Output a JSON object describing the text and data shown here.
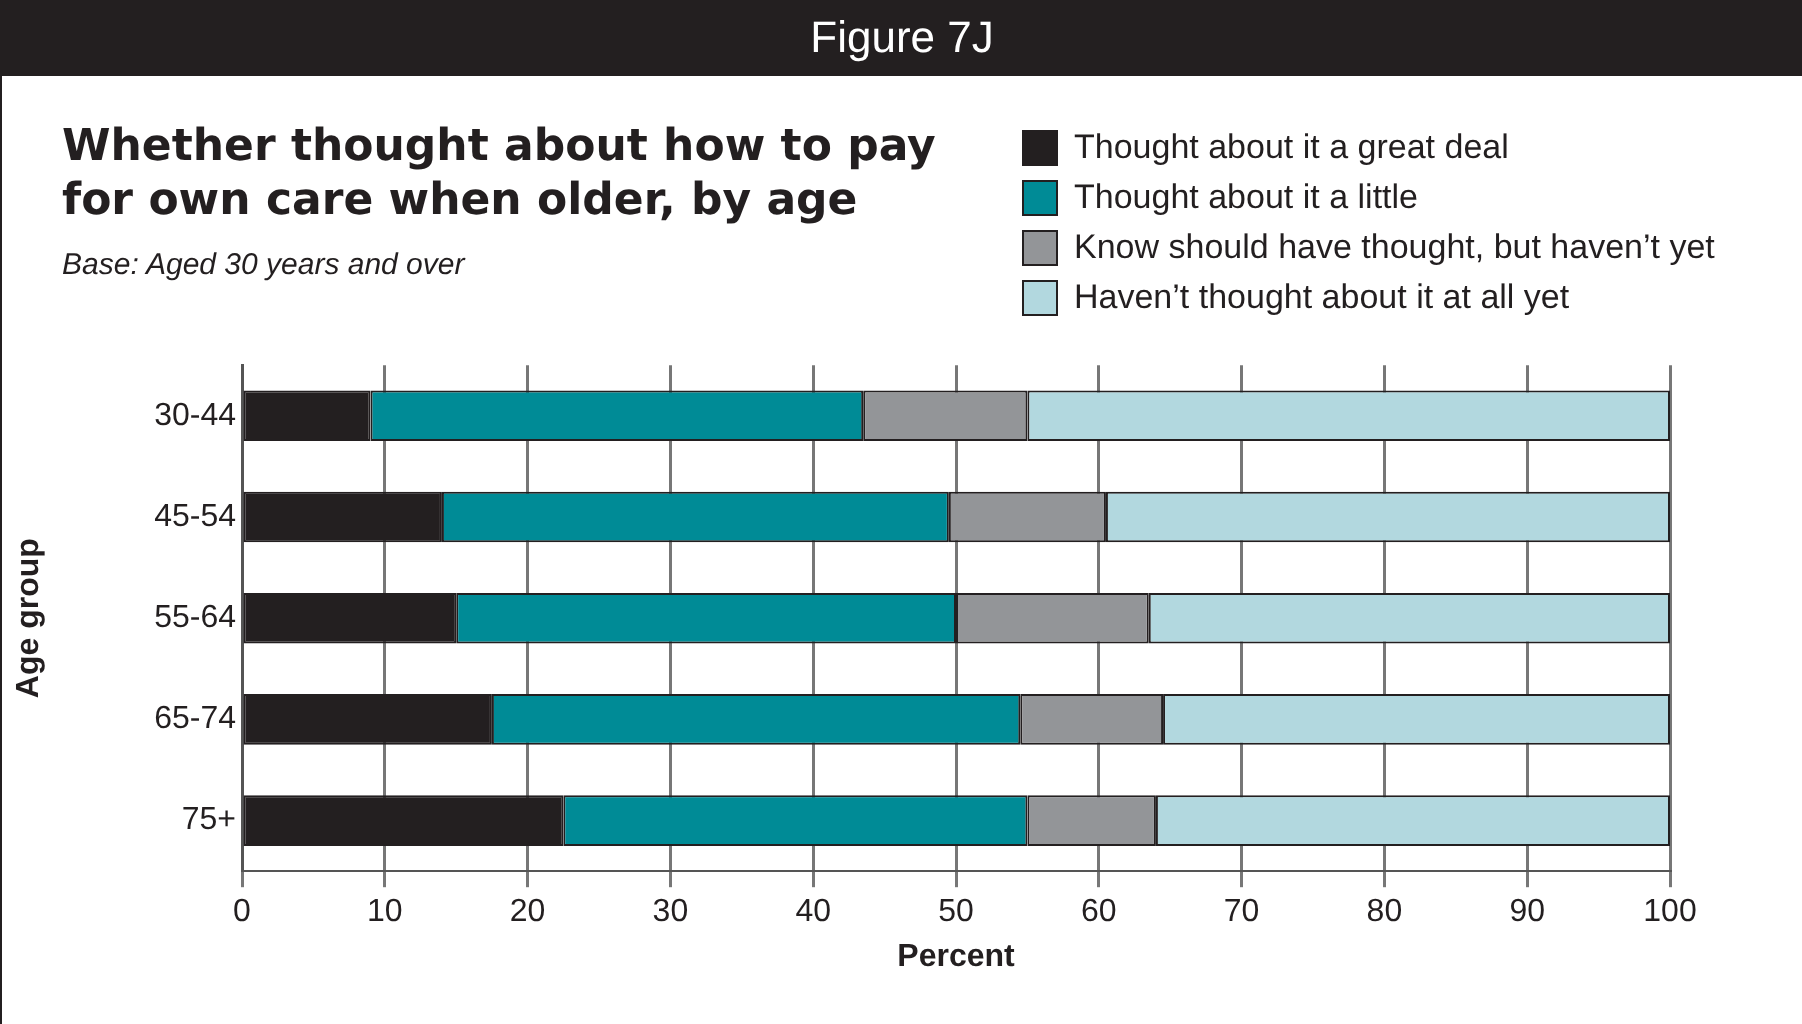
{
  "chart_data": {
    "type": "bar",
    "orientation": "horizontal",
    "stacked": true,
    "title": "Whether thought about how to pay for own care when older, by age",
    "subtitle": "Base: Aged 30 years and over",
    "annotations": [
      "Figure 7J"
    ],
    "xlabel": "Percent",
    "ylabel": "Age group",
    "categories": [
      "30-44",
      "45-54",
      "55-64",
      "65-74",
      "75+"
    ],
    "series": [
      {
        "name": "Thought about it a great deal",
        "color": "#231f20",
        "values": [
          9,
          14,
          15,
          17.5,
          22.5
        ]
      },
      {
        "name": "Thought about it a little",
        "color": "#008b96",
        "values": [
          34.5,
          35.5,
          35,
          37,
          32.5
        ]
      },
      {
        "name": "Know should have thought, but haven’t yet",
        "color": "#939598",
        "values": [
          11.5,
          11,
          13.5,
          10,
          9
        ]
      },
      {
        "name": "Haven’t thought about it at all yet",
        "color": "#b2d8df",
        "values": [
          45,
          39.5,
          36.5,
          35.5,
          36
        ]
      }
    ],
    "xlim": [
      0,
      100
    ],
    "xticks": [
      0,
      10,
      20,
      30,
      40,
      50,
      60,
      70,
      80,
      90,
      100
    ],
    "grid": "x",
    "legend": "top right"
  }
}
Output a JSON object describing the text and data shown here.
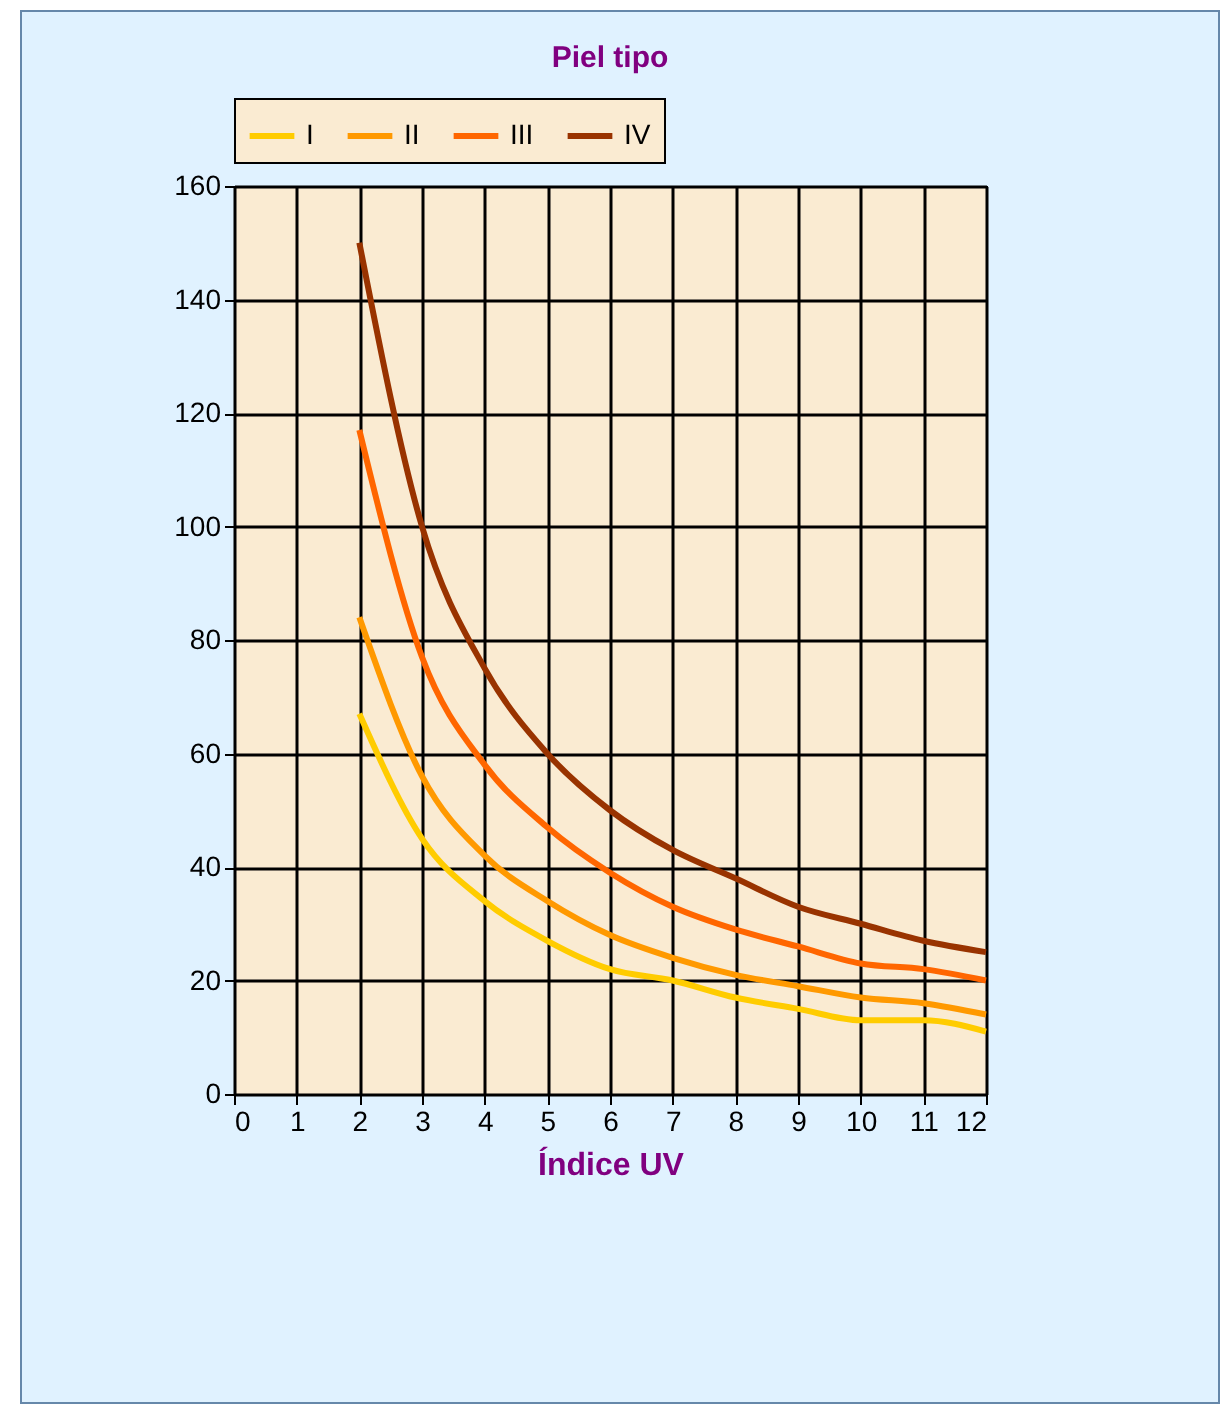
{
  "chart_data": {
    "type": "line",
    "title": "Piel tipo",
    "xlabel": "Índice UV",
    "x": [
      2,
      3,
      4,
      5,
      6,
      7,
      8,
      9,
      10,
      11,
      12
    ],
    "xlim": [
      0,
      12
    ],
    "xticks": [
      0,
      1,
      2,
      3,
      4,
      5,
      6,
      7,
      8,
      9,
      10,
      11,
      12
    ],
    "ylim": [
      0,
      160
    ],
    "yticks": [
      0,
      20,
      40,
      60,
      80,
      100,
      120,
      140,
      160
    ],
    "grid": true,
    "legend": "top",
    "line_style": "solid",
    "marker": "none",
    "series": [
      {
        "name": "I",
        "color": "#ffcc00",
        "values": [
          67,
          45,
          34,
          27,
          22,
          20,
          17,
          15,
          13,
          13,
          11
        ]
      },
      {
        "name": "II",
        "color": "#ff9900",
        "values": [
          84,
          56,
          42,
          34,
          28,
          24,
          21,
          19,
          17,
          16,
          14
        ]
      },
      {
        "name": "III",
        "color": "#ff6600",
        "values": [
          117,
          77,
          58,
          47,
          39,
          33,
          29,
          26,
          23,
          22,
          20
        ]
      },
      {
        "name": "IV",
        "color": "#993300",
        "values": [
          150,
          100,
          75,
          60,
          50,
          43,
          38,
          33,
          30,
          27,
          25
        ]
      }
    ]
  }
}
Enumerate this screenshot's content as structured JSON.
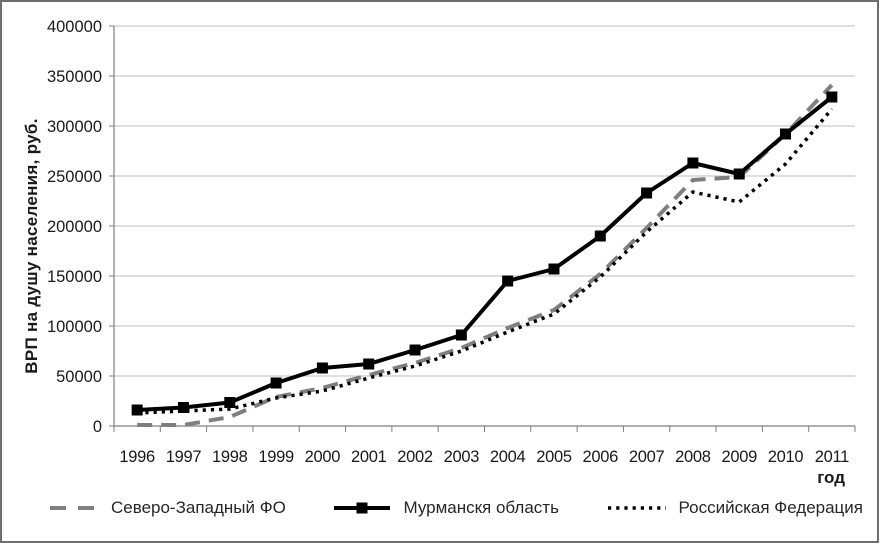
{
  "chart_data": {
    "type": "line",
    "title": "",
    "xlabel": "год",
    "ylabel": "ВРП на душу населения, руб.",
    "ylim": [
      0,
      400000
    ],
    "ytick_step": 50000,
    "yticks": [
      "0",
      "50000",
      "100000",
      "150000",
      "200000",
      "250000",
      "300000",
      "350000",
      "400000"
    ],
    "grid": true,
    "legend_position": "bottom",
    "categories": [
      "1996",
      "1997",
      "1998",
      "1999",
      "2000",
      "2001",
      "2002",
      "2003",
      "2004",
      "2005",
      "2006",
      "2007",
      "2008",
      "2009",
      "2010",
      "2011"
    ],
    "series": [
      {
        "name": "Северо-Западный ФО",
        "style": "dashed",
        "color": "#7f7f7f",
        "values": [
          1000,
          1000,
          9000,
          29000,
          38000,
          51000,
          63000,
          78000,
          98000,
          116000,
          152000,
          198000,
          246000,
          249000,
          292000,
          341000
        ]
      },
      {
        "name": "Мурманскя область",
        "style": "solid-square",
        "color": "#000000",
        "values": [
          16000,
          18500,
          23500,
          43000,
          58000,
          62000,
          76000,
          91000,
          145000,
          157000,
          190000,
          233000,
          263000,
          252000,
          292000,
          329000
        ]
      },
      {
        "name": "Российская Федерация",
        "style": "dotted",
        "color": "#000000",
        "values": [
          13000,
          15000,
          17000,
          28000,
          35000,
          48000,
          60000,
          75000,
          94000,
          112000,
          149000,
          194000,
          234000,
          224000,
          262000,
          317000
        ]
      }
    ],
    "colors": {
      "grid": "#bfbfbf",
      "axis": "#7f7f7f",
      "tick_text": "#1a1a1a"
    }
  }
}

_GIVEN PROBLEM_
Copy each line from the records above that includes the string "grid".

_SOLUTION FOR THIS TASK_
    "grid": "x",
    "grid": true,
    "grid": true,
      "grid": "#bfbfbf",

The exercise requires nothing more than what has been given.